# Goal of the exercise:
Reproduce every entry below precisely. Pictures are excluded from the copy.

# Task input:
-- Begin --
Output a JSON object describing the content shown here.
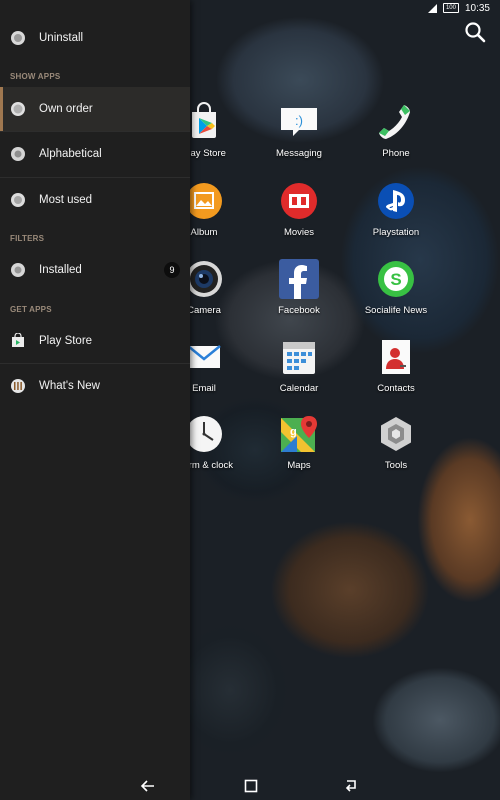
{
  "status_bar": {
    "battery": "100",
    "time": "10:35"
  },
  "apps": [
    {
      "label": "Play Store",
      "icon": "play-store-icon"
    },
    {
      "label": "Messaging",
      "icon": "messaging-icon"
    },
    {
      "label": "Phone",
      "icon": "phone-icon"
    },
    {
      "label": "Album",
      "icon": "album-icon"
    },
    {
      "label": "Movies",
      "icon": "movies-icon"
    },
    {
      "label": "Playstation",
      "icon": "playstation-icon"
    },
    {
      "label": "Camera",
      "icon": "camera-icon"
    },
    {
      "label": "Facebook",
      "icon": "facebook-icon"
    },
    {
      "label": "Socialife News",
      "icon": "socialife-icon"
    },
    {
      "label": "Email",
      "icon": "email-icon"
    },
    {
      "label": "Calendar",
      "icon": "calendar-icon"
    },
    {
      "label": "Contacts",
      "icon": "contacts-icon"
    },
    {
      "label": "Alarm & clock",
      "icon": "clock-icon"
    },
    {
      "label": "Maps",
      "icon": "maps-icon"
    },
    {
      "label": "Tools",
      "icon": "tools-icon"
    }
  ],
  "drawer": {
    "uninstall": "Uninstall",
    "show_apps_header": "SHOW APPS",
    "own_order": "Own order",
    "alphabetical": "Alphabetical",
    "most_used": "Most used",
    "filters_header": "FILTERS",
    "installed": "Installed",
    "installed_count": "9",
    "get_apps_header": "GET APPS",
    "play_store": "Play Store",
    "whats_new": "What's New"
  },
  "colors": {
    "drawer_bg": "#1f1f1f",
    "accent": "#a07850",
    "section_header": "#9a8a7a"
  }
}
-- End --
# Task result:
Output a JSON object describing the content shown here.
{
  "status_bar": {
    "battery": "100",
    "time": "10:35"
  },
  "apps": [
    {
      "label": "Play Store",
      "icon": "play-store-icon"
    },
    {
      "label": "Messaging",
      "icon": "messaging-icon"
    },
    {
      "label": "Phone",
      "icon": "phone-icon"
    },
    {
      "label": "Album",
      "icon": "album-icon"
    },
    {
      "label": "Movies",
      "icon": "movies-icon"
    },
    {
      "label": "Playstation",
      "icon": "playstation-icon"
    },
    {
      "label": "Camera",
      "icon": "camera-icon"
    },
    {
      "label": "Facebook",
      "icon": "facebook-icon"
    },
    {
      "label": "Socialife News",
      "icon": "socialife-icon"
    },
    {
      "label": "Email",
      "icon": "email-icon"
    },
    {
      "label": "Calendar",
      "icon": "calendar-icon"
    },
    {
      "label": "Contacts",
      "icon": "contacts-icon"
    },
    {
      "label": "Alarm & clock",
      "icon": "clock-icon"
    },
    {
      "label": "Maps",
      "icon": "maps-icon"
    },
    {
      "label": "Tools",
      "icon": "tools-icon"
    }
  ],
  "drawer": {
    "uninstall": "Uninstall",
    "show_apps_header": "SHOW APPS",
    "own_order": "Own order",
    "alphabetical": "Alphabetical",
    "most_used": "Most used",
    "filters_header": "FILTERS",
    "installed": "Installed",
    "installed_count": "9",
    "get_apps_header": "GET APPS",
    "play_store": "Play Store",
    "whats_new": "What's New"
  },
  "colors": {
    "drawer_bg": "#1f1f1f",
    "accent": "#a07850",
    "section_header": "#9a8a7a"
  }
}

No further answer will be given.